Your goal: From the listing below, pick out each line with the word "гражданам".

+++ Records for this exercise +++

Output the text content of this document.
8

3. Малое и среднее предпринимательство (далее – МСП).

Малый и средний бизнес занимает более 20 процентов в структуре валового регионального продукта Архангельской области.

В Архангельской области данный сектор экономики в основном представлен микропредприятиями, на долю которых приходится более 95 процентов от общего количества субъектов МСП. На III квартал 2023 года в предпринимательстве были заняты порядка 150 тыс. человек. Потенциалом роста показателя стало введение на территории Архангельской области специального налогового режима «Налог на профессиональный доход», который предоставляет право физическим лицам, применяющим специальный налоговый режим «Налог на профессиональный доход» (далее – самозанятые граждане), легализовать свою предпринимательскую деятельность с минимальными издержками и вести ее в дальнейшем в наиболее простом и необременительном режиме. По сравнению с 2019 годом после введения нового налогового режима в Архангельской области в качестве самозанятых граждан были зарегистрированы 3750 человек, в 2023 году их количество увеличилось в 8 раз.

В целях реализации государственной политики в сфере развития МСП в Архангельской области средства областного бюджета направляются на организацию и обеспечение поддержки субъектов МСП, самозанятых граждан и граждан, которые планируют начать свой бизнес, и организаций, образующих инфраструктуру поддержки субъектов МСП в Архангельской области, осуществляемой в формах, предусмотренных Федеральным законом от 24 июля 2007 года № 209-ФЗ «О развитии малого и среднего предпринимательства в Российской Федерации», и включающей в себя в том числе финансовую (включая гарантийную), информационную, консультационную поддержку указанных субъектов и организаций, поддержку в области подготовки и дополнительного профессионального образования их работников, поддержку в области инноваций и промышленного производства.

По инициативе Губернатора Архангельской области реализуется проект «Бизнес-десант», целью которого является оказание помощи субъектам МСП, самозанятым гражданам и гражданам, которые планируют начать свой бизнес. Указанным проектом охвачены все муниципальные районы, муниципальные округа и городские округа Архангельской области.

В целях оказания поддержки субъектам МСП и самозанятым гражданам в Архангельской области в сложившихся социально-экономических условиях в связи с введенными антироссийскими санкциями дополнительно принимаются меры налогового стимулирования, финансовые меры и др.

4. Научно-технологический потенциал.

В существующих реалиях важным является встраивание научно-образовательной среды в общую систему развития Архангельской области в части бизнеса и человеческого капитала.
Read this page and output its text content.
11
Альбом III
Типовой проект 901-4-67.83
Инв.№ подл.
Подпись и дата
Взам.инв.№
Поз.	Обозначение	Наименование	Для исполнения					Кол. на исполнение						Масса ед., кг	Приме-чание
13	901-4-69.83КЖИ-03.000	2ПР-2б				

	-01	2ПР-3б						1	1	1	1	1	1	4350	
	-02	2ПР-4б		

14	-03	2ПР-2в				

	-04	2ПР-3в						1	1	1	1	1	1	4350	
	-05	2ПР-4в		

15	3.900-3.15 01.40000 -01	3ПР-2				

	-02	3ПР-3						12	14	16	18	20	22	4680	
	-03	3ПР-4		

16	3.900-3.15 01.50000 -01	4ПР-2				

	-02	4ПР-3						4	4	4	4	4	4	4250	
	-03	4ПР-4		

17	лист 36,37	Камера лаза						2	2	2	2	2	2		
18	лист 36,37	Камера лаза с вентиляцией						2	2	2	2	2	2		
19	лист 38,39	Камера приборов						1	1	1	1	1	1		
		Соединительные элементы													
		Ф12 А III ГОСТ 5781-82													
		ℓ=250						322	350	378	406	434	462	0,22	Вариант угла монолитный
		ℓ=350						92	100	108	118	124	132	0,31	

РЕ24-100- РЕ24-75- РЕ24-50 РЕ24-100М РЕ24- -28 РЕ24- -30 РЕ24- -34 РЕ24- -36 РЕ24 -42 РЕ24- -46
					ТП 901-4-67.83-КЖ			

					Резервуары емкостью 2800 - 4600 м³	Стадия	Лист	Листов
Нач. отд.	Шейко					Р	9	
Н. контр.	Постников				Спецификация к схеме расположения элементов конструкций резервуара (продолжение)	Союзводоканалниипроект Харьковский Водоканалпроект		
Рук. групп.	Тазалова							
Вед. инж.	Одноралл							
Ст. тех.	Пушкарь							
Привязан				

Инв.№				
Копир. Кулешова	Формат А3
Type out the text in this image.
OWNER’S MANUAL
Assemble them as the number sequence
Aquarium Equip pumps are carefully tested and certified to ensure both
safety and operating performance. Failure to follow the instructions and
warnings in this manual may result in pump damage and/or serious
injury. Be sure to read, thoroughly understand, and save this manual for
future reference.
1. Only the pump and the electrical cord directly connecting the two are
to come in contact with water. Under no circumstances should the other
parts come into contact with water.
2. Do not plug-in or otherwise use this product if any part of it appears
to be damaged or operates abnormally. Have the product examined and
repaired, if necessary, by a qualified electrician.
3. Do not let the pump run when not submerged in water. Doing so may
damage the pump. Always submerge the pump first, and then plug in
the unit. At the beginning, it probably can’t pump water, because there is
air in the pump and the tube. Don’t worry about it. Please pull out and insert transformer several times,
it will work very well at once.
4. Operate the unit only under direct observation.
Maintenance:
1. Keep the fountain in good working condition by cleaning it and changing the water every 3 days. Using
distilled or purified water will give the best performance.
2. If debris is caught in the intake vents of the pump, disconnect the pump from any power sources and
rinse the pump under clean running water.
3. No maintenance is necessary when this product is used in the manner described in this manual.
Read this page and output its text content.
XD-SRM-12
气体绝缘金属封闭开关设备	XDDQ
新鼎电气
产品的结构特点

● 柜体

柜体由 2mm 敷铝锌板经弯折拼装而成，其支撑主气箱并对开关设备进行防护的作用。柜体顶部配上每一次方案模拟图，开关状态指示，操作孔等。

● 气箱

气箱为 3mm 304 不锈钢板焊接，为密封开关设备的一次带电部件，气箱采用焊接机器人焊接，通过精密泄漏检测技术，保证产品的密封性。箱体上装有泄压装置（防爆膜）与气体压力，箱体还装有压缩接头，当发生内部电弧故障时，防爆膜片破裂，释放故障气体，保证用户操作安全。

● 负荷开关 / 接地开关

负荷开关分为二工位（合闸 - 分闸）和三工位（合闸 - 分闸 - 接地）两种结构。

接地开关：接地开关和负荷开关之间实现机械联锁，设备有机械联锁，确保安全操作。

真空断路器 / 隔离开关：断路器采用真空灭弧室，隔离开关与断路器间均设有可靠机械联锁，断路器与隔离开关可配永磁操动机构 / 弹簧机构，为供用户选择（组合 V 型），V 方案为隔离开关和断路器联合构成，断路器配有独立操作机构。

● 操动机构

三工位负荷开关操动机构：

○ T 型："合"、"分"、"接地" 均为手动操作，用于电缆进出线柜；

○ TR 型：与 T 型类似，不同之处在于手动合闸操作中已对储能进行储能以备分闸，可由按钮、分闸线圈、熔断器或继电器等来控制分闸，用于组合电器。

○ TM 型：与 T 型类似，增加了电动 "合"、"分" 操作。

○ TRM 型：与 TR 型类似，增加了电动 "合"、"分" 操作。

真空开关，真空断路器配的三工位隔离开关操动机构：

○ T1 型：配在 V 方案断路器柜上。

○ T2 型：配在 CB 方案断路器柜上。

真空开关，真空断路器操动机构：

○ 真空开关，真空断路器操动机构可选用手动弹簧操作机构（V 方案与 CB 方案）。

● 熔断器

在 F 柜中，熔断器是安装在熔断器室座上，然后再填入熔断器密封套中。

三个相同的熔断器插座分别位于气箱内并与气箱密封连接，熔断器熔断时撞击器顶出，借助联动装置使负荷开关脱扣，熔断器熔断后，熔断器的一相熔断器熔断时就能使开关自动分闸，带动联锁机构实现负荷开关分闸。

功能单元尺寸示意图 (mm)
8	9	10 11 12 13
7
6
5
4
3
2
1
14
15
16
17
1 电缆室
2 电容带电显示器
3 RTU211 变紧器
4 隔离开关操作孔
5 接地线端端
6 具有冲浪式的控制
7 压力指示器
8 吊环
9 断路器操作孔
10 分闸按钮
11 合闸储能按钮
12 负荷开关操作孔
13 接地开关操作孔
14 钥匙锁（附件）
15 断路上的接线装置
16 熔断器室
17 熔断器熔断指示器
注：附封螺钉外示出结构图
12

+++

Solution to this exercise:
По инициативе Губернатора Архангельской области реализуется проект «Бизнес-десант», целью которого является оказание помощи субъектам МСП, самозанятым гражданам и гражданам, которые планируют начать свой бизнес. Указанным проектом охвачены все муниципальные районы, муниципальные округа и городские округа Архангельской области.
В целях оказания поддержки субъектам МСП и самозанятым гражданам в Архангельской области в сложившихся социально-экономических условиях в связи с введенными антироссийскими санкциями дополнительно принимаются меры налогового стимулирования, финансовые меры и др.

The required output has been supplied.